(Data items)
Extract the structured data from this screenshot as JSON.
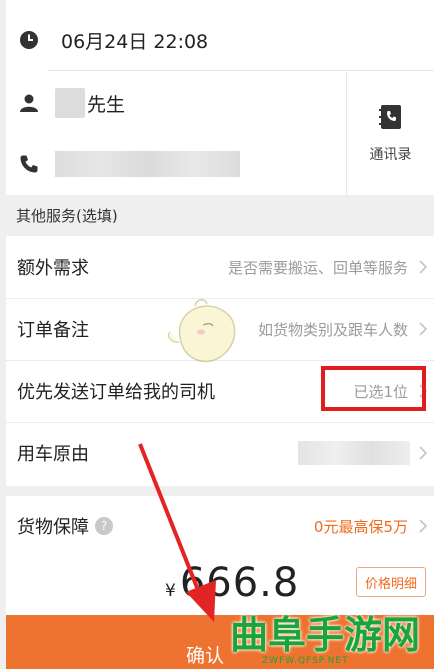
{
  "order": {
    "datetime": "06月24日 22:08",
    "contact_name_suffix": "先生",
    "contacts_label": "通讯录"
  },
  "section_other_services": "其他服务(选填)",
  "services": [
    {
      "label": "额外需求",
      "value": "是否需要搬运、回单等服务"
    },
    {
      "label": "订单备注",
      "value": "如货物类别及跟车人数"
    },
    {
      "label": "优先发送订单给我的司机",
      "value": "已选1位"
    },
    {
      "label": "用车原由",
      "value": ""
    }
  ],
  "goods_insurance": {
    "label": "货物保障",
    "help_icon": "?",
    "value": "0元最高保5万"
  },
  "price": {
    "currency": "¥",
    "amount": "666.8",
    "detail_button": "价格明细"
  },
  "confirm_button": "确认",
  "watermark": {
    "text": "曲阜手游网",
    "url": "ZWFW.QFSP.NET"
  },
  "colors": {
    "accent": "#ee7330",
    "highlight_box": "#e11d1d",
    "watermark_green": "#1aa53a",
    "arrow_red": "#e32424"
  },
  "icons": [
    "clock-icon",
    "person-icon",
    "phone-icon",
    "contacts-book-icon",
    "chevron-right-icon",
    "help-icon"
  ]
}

_Set task_
List the lines that contain the word "value".

_Solution for this problem_
      "value": "是否需要搬运、回单等服务"
      "value": "如货物类别及跟车人数"
      "value": "已选1位"
      "value": ""
    "value": "0元最高保5万"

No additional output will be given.